Job: Find the word "this" in the records below. List each line containing it.

** BEGIN Data extract **

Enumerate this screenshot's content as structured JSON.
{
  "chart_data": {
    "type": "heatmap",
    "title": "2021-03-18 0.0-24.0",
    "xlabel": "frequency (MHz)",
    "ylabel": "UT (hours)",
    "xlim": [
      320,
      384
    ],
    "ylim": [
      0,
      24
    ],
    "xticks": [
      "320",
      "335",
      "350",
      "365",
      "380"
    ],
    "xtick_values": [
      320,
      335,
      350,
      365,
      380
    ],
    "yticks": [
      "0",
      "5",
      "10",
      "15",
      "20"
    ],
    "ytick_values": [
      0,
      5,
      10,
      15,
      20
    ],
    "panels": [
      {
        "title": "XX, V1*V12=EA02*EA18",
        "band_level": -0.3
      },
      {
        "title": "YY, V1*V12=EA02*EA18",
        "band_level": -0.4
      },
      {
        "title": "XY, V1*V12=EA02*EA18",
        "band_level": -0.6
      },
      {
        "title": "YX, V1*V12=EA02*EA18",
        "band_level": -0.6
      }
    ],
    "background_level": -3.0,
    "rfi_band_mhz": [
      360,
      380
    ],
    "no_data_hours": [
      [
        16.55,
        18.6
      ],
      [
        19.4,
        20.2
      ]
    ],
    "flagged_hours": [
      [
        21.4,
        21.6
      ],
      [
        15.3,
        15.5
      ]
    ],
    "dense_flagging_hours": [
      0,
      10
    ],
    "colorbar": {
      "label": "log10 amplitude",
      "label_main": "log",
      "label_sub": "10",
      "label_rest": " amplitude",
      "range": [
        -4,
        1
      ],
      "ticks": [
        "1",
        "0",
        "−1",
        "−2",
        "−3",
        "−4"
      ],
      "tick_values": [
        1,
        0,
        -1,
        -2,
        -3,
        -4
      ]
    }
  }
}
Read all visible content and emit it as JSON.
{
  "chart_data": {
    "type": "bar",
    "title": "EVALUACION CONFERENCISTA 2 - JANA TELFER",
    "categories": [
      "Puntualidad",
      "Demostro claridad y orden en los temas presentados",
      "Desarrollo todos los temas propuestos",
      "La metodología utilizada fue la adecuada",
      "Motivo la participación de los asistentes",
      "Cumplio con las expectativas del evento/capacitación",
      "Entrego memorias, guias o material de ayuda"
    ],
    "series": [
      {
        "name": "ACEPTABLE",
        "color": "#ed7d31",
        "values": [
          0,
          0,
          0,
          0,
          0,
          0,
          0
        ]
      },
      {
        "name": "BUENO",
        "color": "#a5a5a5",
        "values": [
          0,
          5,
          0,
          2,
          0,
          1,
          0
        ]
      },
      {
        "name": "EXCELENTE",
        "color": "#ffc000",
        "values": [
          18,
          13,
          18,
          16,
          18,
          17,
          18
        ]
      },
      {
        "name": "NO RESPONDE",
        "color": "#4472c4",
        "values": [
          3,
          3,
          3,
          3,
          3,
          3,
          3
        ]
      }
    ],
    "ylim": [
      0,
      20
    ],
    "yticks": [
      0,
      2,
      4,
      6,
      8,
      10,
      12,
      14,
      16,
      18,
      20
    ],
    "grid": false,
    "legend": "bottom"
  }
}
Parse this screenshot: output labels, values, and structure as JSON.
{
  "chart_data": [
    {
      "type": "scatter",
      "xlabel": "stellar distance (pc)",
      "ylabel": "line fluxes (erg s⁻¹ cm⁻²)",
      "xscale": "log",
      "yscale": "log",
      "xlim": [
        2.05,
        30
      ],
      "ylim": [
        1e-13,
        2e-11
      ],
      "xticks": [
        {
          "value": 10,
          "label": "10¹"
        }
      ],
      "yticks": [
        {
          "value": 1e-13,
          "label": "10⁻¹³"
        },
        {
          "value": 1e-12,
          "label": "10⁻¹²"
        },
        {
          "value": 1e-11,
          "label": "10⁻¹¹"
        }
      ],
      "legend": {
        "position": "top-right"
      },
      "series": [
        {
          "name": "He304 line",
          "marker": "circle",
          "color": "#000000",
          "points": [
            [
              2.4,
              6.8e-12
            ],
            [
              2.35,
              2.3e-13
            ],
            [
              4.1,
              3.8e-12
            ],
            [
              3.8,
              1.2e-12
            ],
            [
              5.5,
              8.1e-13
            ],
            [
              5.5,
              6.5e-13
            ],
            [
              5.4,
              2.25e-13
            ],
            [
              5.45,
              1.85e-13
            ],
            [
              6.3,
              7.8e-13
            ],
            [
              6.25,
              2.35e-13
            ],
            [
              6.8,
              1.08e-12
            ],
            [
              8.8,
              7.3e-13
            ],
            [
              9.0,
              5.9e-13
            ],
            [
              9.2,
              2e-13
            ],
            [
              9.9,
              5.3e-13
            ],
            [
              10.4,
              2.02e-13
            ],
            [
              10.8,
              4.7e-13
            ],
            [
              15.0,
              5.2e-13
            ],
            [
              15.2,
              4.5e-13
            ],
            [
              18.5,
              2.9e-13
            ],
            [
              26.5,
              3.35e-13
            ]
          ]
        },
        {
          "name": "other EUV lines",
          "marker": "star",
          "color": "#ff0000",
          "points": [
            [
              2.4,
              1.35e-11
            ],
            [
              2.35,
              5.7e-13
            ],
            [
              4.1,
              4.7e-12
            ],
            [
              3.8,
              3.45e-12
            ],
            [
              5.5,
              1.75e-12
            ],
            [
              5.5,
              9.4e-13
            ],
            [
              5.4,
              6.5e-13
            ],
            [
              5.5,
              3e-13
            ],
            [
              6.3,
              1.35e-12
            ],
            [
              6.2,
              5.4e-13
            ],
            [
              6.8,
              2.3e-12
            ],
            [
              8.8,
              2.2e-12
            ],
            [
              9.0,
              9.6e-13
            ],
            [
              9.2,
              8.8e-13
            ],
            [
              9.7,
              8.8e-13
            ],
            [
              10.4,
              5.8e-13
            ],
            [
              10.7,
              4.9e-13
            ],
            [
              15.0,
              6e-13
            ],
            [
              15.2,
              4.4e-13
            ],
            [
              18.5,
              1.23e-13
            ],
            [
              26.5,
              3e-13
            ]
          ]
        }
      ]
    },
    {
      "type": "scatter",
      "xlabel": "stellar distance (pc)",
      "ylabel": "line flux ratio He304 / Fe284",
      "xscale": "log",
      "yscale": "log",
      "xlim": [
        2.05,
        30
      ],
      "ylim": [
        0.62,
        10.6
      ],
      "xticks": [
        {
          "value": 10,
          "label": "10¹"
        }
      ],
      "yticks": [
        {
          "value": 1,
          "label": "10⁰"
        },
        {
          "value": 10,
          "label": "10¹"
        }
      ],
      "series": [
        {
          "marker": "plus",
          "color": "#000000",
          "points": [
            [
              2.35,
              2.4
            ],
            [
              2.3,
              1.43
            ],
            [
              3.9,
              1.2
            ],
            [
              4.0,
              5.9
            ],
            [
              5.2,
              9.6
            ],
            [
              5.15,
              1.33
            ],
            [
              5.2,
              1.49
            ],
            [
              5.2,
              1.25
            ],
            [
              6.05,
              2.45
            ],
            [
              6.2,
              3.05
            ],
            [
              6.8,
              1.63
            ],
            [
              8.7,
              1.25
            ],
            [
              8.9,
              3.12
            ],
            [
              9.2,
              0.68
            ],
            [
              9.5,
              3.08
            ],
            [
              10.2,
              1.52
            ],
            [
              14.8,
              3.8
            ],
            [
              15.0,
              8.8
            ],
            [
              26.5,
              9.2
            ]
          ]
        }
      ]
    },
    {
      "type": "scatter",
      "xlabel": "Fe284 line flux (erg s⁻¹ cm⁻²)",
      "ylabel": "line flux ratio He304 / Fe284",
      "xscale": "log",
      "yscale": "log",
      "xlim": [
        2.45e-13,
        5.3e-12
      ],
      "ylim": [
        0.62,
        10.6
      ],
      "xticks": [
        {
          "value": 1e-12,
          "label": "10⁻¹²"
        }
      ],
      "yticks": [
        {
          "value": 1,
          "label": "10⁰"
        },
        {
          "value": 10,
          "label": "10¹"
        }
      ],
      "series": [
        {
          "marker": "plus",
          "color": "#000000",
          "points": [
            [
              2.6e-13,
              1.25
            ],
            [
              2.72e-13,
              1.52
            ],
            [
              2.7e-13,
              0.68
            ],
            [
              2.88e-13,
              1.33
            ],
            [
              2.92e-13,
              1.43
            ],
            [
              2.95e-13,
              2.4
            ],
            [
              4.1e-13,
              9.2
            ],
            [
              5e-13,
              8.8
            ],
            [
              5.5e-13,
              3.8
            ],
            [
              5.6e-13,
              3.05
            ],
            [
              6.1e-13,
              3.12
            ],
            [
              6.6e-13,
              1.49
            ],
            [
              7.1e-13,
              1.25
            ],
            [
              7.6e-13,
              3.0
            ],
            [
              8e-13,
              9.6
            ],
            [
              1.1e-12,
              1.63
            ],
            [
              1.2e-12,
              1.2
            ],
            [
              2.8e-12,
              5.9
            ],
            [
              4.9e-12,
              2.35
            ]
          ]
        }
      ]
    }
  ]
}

** END Data extract **

Task result:
Enumerate this screenshot's content as structured JSON.
Parse this screenshot: output labels, values, and structure as JSON.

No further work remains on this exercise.